Document content entries:
::::

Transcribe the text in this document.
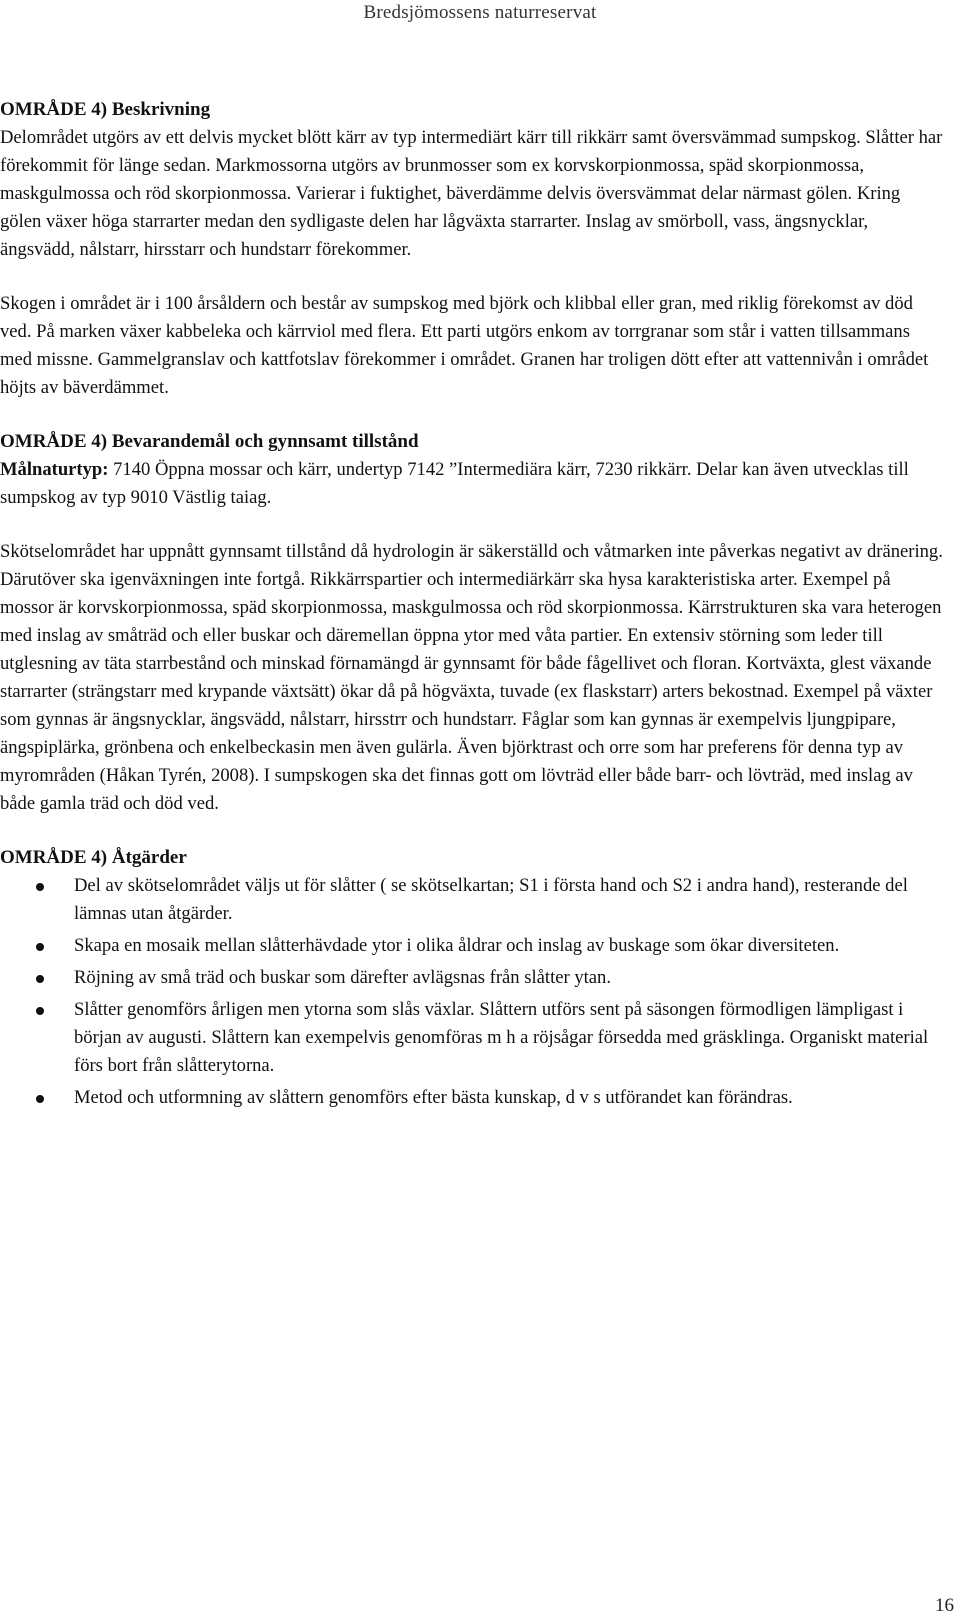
Bredsjömossens naturreservat
OMRÅDE 4) Beskrivning

Delområdet utgörs av ett delvis mycket blött kärr av typ intermediärt kärr till rikkärr samt översvämmad sumpskog. Slåtter har förekommit för länge sedan. Markmossorna utgörs av brunmosser som ex korvskorpionmossa, späd skorpionmossa, maskgulmossa och röd skorpionmossa. Varierar i fuktighet, bäverdämme delvis översvämmat delar närmast gölen. Kring gölen växer höga starrarter medan den sydligaste delen har lågväxta starrarter. Inslag av smörboll, vass, ängsnycklar, ängsvädd, nålstarr, hirsstarr och hundstarr förekommer.

Skogen i området är i 100 årsåldern och består av sumpskog med björk och klibbal eller gran, med riklig förekomst av död ved. På marken växer kabbeleka och kärrviol med flera. Ett parti utgörs enkom av torrgranar som står i vatten tillsammans med missne. Gammelgranslav och kattfotslav förekommer i området. Granen har troligen dött efter att vattennivån i området höjts av bäverdämmet.

OMRÅDE 4) Bevarandemål och gynnsamt tillstånd

Målnaturtyp: 7140 Öppna mossar och kärr, undertyp 7142 ”Intermediära kärr, 7230 rikkärr. Delar kan även utvecklas till sumpskog av typ 9010 Västlig taiag.

Skötselområdet har uppnått gynnsamt tillstånd då hydrologin är säkerställd och våtmarken inte påverkas negativt av dränering. Därutöver ska igenväxningen inte fortgå. Rikkärrspartier och intermediärkärr ska hysa karakteristiska arter. Exempel på mossor är korvskorpionmossa, späd skorpionmossa, maskgulmossa och röd skorpionmossa. Kärrstrukturen ska vara heterogen med inslag av småträd och eller buskar och däremellan öppna ytor med våta partier. En extensiv störning som leder till utglesning av täta starrbestånd och minskad förnamängd är gynnsamt för både fågellivet och floran. Kortväxta, glest växande starrarter (strängstarr med krypande växtsätt) ökar då på högväxta, tuvade (ex flaskstarr) arters bekostnad. Exempel på växter som gynnas är ängsnycklar, ängsvädd, nålstarr, hirsstrr och hundstarr. Fåglar som kan gynnas är exempelvis ljungpipare, ängspiplärka, grönbena och enkelbeckasin men även gulärla. Även björktrast och orre som har preferens för denna typ av myrområden (Håkan Tyrén, 2008). I sumpskogen ska det finnas gott om lövträd eller både barr- och lövträd, med inslag av både gamla träd och död ved.

OMRÅDE 4) Åtgärder
Del av skötselområdet väljs ut för slåtter ( se skötselkartan; S1 i första hand och S2 i andra hand), resterande del lämnas utan åtgärder.
Skapa en mosaik mellan slåtterhävdade ytor i olika åldrar och inslag av buskage som ökar diversiteten.
Röjning av små träd och buskar som därefter avlägsnas från slåtter ytan.
Slåtter genomförs årligen men ytorna som slås växlar. Slåttern utförs sent på säsongen förmodligen lämpligast i början av augusti. Slåttern kan exempelvis genomföras m h a röjsågar försedda med gräsklinga. Organiskt material förs bort från slåtterytorna.
Metod och utformning av slåttern genomförs efter bästa kunskap, d v s utförandet kan förändras.
16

::::

Every line above gets copied exactly; none of the pictures do.

▶ _ANSWER AREA_:
Transcribe the text in this document.
Bredsjömossens naturreservat
OMRÅDE 4) Beskrivning

Delområdet utgörs av ett delvis mycket blött kärr av typ intermediärt kärr till rikkärr samt översvämmad sumpskog. Slåtter har förekommit för länge sedan. Markmossorna utgörs av brunmosser som ex korvskorpionmossa, späd skorpionmossa, maskgulmossa och röd skorpionmossa. Varierar i fuktighet, bäverdämme delvis översvämmat delar närmast gölen. Kring gölen växer höga starrarter medan den sydligaste delen har lågväxta starrarter. Inslag av smörboll, vass, ängsnycklar, ängsvädd, nålstarr, hirsstarr och hundstarr förekommer.

Skogen i området är i 100 årsåldern och består av sumpskog med björk och klibbal eller gran, med riklig förekomst av död ved. På marken växer kabbeleka och kärrviol med flera. Ett parti utgörs enkom av torrgranar som står i vatten tillsammans med missne. Gammelgranslav och kattfotslav förekommer i området. Granen har troligen dött efter att vattennivån i området höjts av bäverdämmet.

OMRÅDE 4) Bevarandemål och gynnsamt tillstånd

Målnaturtyp: 7140 Öppna mossar och kärr, undertyp 7142 ”Intermediära kärr, 7230 rikkärr. Delar kan även utvecklas till sumpskog av typ 9010 Västlig taiag.

Skötselområdet har uppnått gynnsamt tillstånd då hydrologin är säkerställd och våtmarken inte påverkas negativt av dränering. Därutöver ska igenväxningen inte fortgå. Rikkärrspartier och intermediärkärr ska hysa karakteristiska arter. Exempel på mossor är korvskorpionmossa, späd skorpionmossa, maskgulmossa och röd skorpionmossa. Kärrstrukturen ska vara heterogen med inslag av småträd och eller buskar och däremellan öppna ytor med våta partier. En extensiv störning som leder till utglesning av täta starrbestånd och minskad förnamängd är gynnsamt för både fågellivet och floran. Kortväxta, glest växande starrarter (strängstarr med krypande växtsätt) ökar då på högväxta, tuvade (ex flaskstarr) arters bekostnad. Exempel på växter som gynnas är ängsnycklar, ängsvädd, nålstarr, hirsstrr och hundstarr. Fåglar som kan gynnas är exempelvis ljungpipare, ängspiplärka, grönbena och enkelbeckasin men även gulärla. Även björktrast och orre som har preferens för denna typ av myrområden (Håkan Tyrén, 2008). I sumpskogen ska det finnas gott om lövträd eller både barr- och lövträd, med inslag av både gamla träd och död ved.

OMRÅDE 4) Åtgärder
Del av skötselområdet väljs ut för slåtter ( se skötselkartan; S1 i första hand och S2 i andra hand), resterande del lämnas utan åtgärder.
Skapa en mosaik mellan slåtterhävdade ytor i olika åldrar och inslag av buskage som ökar diversiteten.
Röjning av små träd och buskar som därefter avlägsnas från slåtter ytan.
Slåtter genomförs årligen men ytorna som slås växlar. Slåttern utförs sent på säsongen förmodligen lämpligast i början av augusti. Slåttern kan exempelvis genomföras m h a röjsågar försedda med gräsklinga. Organiskt material förs bort från slåtterytorna.
Metod och utformning av slåttern genomförs efter bästa kunskap, d v s utförandet kan förändras.
16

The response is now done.